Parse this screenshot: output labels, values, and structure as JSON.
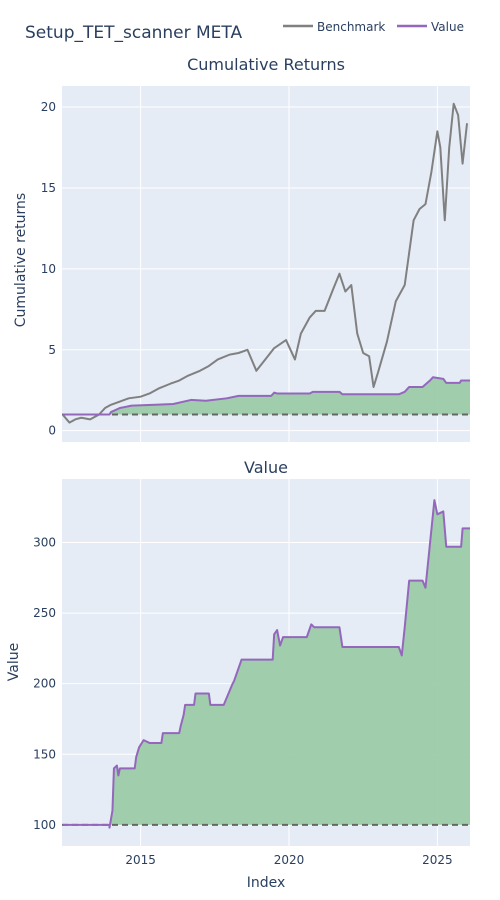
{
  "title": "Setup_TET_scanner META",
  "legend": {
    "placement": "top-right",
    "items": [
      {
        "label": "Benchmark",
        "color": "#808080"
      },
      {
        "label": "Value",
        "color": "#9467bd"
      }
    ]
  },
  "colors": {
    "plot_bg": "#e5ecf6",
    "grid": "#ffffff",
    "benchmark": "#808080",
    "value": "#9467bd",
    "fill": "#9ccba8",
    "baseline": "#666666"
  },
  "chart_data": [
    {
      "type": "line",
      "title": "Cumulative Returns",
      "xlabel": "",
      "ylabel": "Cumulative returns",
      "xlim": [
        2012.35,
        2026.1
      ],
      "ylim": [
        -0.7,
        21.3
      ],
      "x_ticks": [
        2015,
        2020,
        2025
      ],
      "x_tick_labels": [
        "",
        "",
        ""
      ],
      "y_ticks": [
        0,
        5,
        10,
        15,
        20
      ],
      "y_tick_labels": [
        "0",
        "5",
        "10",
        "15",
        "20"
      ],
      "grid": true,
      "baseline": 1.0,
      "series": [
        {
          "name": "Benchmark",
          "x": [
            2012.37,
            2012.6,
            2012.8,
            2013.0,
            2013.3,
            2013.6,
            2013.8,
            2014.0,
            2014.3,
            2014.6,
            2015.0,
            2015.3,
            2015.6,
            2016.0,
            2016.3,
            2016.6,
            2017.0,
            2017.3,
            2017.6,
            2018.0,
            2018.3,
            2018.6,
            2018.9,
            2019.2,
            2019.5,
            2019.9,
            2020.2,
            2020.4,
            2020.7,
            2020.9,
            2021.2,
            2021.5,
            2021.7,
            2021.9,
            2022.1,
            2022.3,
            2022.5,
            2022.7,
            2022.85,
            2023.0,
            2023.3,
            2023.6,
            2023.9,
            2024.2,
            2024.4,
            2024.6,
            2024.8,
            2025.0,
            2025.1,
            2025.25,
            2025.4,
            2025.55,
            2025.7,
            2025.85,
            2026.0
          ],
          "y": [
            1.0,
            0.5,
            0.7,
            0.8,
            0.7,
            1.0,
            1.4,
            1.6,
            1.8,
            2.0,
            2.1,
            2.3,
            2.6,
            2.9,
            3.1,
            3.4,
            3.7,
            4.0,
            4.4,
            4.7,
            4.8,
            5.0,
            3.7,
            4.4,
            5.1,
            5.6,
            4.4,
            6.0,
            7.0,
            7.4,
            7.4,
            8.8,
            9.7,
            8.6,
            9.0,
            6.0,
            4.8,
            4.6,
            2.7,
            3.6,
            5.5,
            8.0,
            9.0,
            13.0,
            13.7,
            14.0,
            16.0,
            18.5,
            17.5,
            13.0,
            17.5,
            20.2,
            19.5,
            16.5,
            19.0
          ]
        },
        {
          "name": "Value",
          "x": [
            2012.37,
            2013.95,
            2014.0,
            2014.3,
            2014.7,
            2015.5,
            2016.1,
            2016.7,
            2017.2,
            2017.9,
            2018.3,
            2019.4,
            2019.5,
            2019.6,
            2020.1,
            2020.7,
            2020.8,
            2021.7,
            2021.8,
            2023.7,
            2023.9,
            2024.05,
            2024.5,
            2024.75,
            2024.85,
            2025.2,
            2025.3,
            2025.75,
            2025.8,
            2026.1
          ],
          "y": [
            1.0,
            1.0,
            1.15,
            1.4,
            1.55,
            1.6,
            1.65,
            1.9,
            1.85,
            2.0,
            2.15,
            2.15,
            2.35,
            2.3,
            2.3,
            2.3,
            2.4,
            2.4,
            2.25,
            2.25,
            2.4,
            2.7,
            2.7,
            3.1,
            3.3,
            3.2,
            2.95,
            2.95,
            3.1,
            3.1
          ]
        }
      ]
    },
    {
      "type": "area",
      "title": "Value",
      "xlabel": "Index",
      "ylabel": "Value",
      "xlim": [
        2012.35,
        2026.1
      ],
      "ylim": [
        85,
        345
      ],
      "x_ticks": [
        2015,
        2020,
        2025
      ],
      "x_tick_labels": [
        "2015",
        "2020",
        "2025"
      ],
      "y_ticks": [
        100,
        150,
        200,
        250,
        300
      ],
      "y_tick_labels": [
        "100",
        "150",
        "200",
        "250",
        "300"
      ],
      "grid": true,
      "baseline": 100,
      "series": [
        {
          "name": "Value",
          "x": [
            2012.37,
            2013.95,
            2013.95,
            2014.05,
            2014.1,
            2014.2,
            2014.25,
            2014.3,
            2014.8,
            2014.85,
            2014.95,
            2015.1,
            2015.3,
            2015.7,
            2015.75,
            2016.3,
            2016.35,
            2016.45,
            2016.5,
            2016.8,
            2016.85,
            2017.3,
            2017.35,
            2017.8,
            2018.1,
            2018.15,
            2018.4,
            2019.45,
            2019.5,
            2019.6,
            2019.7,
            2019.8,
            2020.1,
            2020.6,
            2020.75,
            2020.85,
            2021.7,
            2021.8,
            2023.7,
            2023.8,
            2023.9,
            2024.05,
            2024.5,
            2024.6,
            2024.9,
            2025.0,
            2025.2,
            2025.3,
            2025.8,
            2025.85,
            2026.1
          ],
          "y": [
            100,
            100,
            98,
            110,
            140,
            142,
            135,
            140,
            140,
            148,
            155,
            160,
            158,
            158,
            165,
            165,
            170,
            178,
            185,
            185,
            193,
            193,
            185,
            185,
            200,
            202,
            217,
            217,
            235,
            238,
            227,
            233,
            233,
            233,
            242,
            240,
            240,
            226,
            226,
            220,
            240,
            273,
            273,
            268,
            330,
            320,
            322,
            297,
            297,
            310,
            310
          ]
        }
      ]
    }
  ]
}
______________________________
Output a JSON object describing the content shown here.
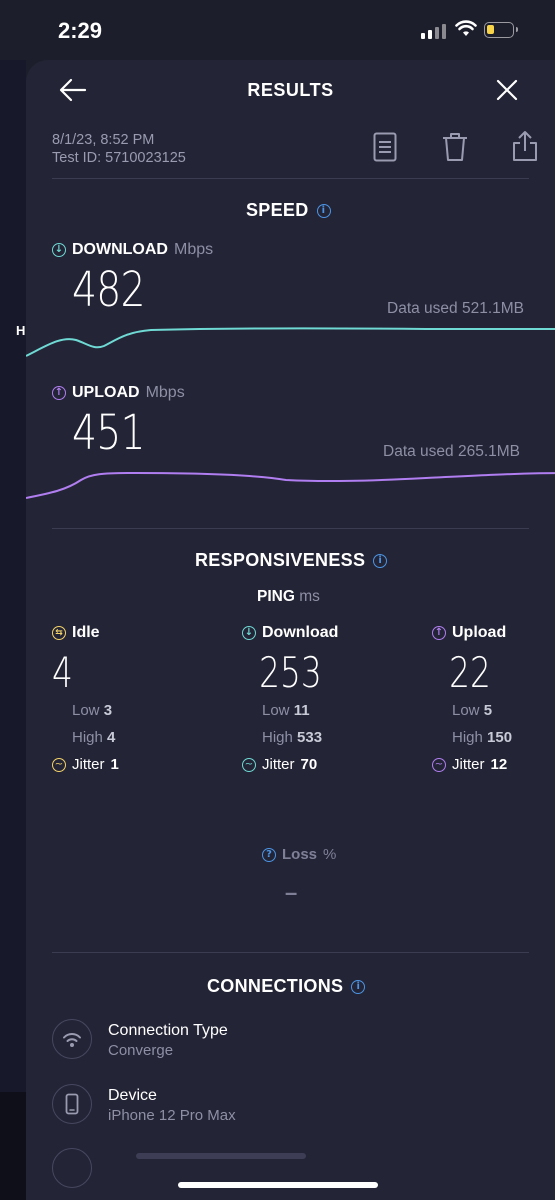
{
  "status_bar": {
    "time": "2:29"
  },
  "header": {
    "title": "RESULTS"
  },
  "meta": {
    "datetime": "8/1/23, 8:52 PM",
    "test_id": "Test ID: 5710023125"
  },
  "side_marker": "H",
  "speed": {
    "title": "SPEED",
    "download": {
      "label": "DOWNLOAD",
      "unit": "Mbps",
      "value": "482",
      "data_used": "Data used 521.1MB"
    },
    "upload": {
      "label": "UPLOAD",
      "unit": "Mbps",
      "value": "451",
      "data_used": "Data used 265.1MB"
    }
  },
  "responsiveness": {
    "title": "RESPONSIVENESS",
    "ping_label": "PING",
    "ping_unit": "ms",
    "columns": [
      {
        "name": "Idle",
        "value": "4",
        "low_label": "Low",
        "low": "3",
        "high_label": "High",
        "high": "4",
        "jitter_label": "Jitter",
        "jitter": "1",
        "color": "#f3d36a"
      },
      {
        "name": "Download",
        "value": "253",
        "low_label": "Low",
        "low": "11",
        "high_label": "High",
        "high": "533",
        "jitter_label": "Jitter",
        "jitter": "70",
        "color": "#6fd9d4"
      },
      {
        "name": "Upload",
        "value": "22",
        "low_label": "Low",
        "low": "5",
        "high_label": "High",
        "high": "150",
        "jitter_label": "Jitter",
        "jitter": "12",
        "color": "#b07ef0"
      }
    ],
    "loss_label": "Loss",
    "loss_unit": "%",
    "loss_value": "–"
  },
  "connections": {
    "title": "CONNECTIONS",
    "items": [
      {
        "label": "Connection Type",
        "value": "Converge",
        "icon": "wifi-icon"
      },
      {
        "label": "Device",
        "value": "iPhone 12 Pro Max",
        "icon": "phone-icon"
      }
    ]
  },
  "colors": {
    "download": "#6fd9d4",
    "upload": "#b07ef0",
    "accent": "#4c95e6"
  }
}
______________________________
Tell how many lines of the material above hold "Cumulative", answering with a bare number.

> **Worked solution**: 2